**Directions for this task:** Repeat the material exactly, leaving nothing out.

**Data for processing:**
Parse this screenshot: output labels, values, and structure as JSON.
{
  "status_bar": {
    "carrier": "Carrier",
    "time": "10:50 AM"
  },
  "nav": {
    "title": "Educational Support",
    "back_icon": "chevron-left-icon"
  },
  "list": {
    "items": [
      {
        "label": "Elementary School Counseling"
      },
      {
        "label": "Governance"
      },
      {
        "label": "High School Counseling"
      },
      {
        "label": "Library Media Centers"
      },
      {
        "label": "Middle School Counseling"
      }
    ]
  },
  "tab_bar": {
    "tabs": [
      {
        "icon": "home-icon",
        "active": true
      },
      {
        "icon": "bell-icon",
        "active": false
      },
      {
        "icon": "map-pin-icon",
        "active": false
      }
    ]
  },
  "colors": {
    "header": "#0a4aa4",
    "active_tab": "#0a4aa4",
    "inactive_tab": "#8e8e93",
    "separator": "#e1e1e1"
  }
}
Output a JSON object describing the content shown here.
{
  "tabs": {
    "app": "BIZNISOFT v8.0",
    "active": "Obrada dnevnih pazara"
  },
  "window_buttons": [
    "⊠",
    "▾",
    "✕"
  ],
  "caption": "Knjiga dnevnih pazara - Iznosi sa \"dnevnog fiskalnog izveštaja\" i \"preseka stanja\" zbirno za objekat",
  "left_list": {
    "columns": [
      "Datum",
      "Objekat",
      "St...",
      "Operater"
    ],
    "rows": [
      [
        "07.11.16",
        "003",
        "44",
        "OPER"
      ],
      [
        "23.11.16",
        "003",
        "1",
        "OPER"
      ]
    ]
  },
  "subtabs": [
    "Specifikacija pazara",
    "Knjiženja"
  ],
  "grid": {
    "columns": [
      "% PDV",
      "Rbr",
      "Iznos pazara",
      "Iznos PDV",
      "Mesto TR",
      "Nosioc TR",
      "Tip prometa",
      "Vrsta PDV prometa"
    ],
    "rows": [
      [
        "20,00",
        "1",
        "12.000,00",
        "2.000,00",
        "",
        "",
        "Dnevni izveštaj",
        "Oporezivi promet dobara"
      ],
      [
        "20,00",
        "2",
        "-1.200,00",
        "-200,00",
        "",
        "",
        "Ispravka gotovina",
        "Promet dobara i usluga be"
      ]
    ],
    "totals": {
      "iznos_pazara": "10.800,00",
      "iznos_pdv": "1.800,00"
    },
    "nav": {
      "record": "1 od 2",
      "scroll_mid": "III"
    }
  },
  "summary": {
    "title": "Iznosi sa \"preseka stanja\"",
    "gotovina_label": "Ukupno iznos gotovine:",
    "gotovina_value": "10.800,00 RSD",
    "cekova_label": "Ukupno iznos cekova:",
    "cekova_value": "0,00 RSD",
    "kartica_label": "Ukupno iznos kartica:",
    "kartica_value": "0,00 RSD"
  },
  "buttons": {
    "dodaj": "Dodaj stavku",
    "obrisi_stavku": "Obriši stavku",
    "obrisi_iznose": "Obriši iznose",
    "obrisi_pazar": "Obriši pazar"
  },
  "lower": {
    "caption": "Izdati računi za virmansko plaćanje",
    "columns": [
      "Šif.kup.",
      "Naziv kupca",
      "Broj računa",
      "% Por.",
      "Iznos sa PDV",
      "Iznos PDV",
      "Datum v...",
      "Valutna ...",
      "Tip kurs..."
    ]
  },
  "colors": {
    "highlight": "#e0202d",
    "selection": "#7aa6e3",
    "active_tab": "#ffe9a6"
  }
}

**Output:**
Parse this screenshot: output labels, values, and structure as JSON.
{
  "status_bar": {
    "carrier": "Carrier",
    "time": "10:50 AM"
  },
  "nav": {
    "title": "Educational Support",
    "back_icon": "chevron-left-icon"
  },
  "list": {
    "items": [
      {
        "label": "Elementary School Counseling"
      },
      {
        "label": "Governance"
      },
      {
        "label": "High School Counseling"
      },
      {
        "label": "Library Media Centers"
      },
      {
        "label": "Middle School Counseling"
      }
    ]
  },
  "tab_bar": {
    "tabs": [
      {
        "icon": "home-icon",
        "active": true
      },
      {
        "icon": "bell-icon",
        "active": false
      },
      {
        "icon": "map-pin-icon",
        "active": false
      }
    ]
  },
  "colors": {
    "header": "#0a4aa4",
    "active_tab": "#0a4aa4",
    "inactive_tab": "#8e8e93",
    "separator": "#e1e1e1"
  }
}
Output a JSON object describing the content shown here.
{
  "tabs": {
    "app": "BIZNISOFT v8.0",
    "active": "Obrada dnevnih pazara"
  },
  "window_buttons": [
    "⊠",
    "▾",
    "✕"
  ],
  "caption": "Knjiga dnevnih pazara - Iznosi sa \"dnevnog fiskalnog izveštaja\" i \"preseka stanja\" zbirno za objekat",
  "left_list": {
    "columns": [
      "Datum",
      "Objekat",
      "St...",
      "Operater"
    ],
    "rows": [
      [
        "07.11.16",
        "003",
        "44",
        "OPER"
      ],
      [
        "23.11.16",
        "003",
        "1",
        "OPER"
      ]
    ]
  },
  "subtabs": [
    "Specifikacija pazara",
    "Knjiženja"
  ],
  "grid": {
    "columns": [
      "% PDV",
      "Rbr",
      "Iznos pazara",
      "Iznos PDV",
      "Mesto TR",
      "Nosioc TR",
      "Tip prometa",
      "Vrsta PDV prometa"
    ],
    "rows": [
      [
        "20,00",
        "1",
        "12.000,00",
        "2.000,00",
        "",
        "",
        "Dnevni izveštaj",
        "Oporezivi promet dobara"
      ],
      [
        "20,00",
        "2",
        "-1.200,00",
        "-200,00",
        "",
        "",
        "Ispravka gotovina",
        "Promet dobara i usluga be"
      ]
    ],
    "totals": {
      "iznos_pazara": "10.800,00",
      "iznos_pdv": "1.800,00"
    },
    "nav": {
      "record": "1 od 2",
      "scroll_mid": "III"
    }
  },
  "summary": {
    "title": "Iznosi sa \"preseka stanja\"",
    "gotovina_label": "Ukupno iznos gotovine:",
    "gotovina_value": "10.800,00 RSD",
    "cekova_label": "Ukupno iznos cekova:",
    "cekova_value": "0,00 RSD",
    "kartica_label": "Ukupno iznos kartica:",
    "kartica_value": "0,00 RSD"
  },
  "buttons": {
    "dodaj": "Dodaj stavku",
    "obrisi_stavku": "Obriši stavku",
    "obrisi_iznose": "Obriši iznose",
    "obrisi_pazar": "Obriši pazar"
  },
  "lower": {
    "caption": "Izdati računi za virmansko plaćanje",
    "columns": [
      "Šif.kup.",
      "Naziv kupca",
      "Broj računa",
      "% Por.",
      "Iznos sa PDV",
      "Iznos PDV",
      "Datum v...",
      "Valutna ...",
      "Tip kurs..."
    ]
  },
  "colors": {
    "highlight": "#e0202d",
    "selection": "#7aa6e3",
    "active_tab": "#ffe9a6"
  }
}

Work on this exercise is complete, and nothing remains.